▶ **Task details**:
Search the records for the word "disposal" and report each line that has it.
★ ★ ★ ★
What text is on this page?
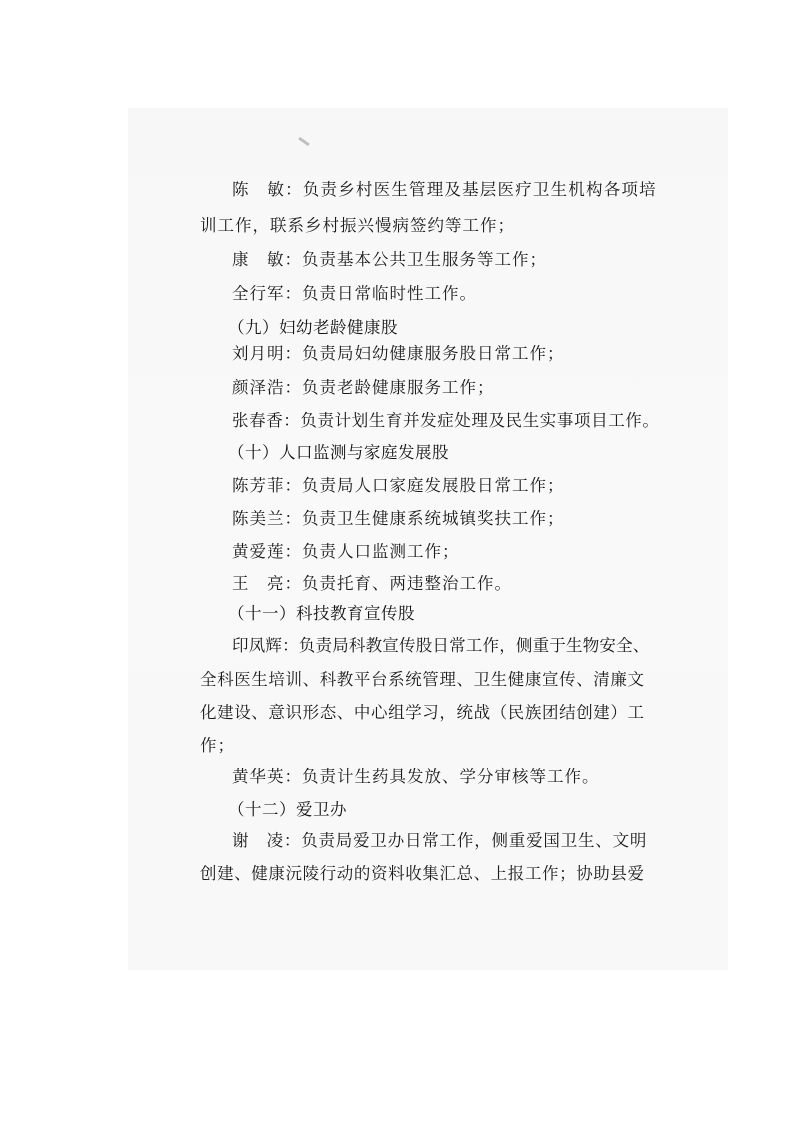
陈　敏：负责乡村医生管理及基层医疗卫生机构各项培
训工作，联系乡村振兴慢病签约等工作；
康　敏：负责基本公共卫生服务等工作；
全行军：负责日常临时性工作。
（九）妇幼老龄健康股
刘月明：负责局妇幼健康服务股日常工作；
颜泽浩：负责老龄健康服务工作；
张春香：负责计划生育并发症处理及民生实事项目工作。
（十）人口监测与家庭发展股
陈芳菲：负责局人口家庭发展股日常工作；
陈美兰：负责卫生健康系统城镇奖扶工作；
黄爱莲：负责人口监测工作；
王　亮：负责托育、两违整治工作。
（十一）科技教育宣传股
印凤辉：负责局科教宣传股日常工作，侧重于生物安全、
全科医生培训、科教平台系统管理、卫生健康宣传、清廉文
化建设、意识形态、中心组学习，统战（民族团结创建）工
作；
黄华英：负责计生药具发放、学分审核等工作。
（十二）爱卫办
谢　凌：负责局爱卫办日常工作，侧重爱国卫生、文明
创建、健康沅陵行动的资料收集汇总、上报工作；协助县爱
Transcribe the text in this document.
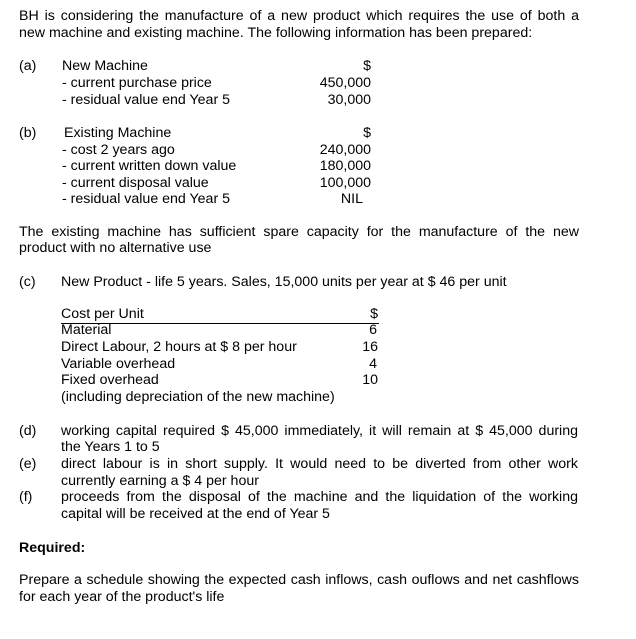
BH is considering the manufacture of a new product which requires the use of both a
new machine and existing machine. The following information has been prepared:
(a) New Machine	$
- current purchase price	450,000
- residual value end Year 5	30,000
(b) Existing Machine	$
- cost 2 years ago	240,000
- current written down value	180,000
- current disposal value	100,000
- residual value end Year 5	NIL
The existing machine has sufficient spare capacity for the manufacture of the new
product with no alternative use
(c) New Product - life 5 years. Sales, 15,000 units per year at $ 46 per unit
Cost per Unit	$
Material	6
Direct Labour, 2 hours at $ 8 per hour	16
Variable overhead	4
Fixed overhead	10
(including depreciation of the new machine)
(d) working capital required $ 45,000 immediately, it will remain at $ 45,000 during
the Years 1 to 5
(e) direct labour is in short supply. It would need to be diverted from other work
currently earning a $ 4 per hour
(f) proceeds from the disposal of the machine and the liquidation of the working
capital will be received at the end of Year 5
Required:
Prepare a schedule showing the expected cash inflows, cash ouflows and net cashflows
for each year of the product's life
★ ★ ★ ★
▶ **Full answer**:
- current disposal value	100,000
(f) proceeds from the disposal of the machine and the liquidation of the working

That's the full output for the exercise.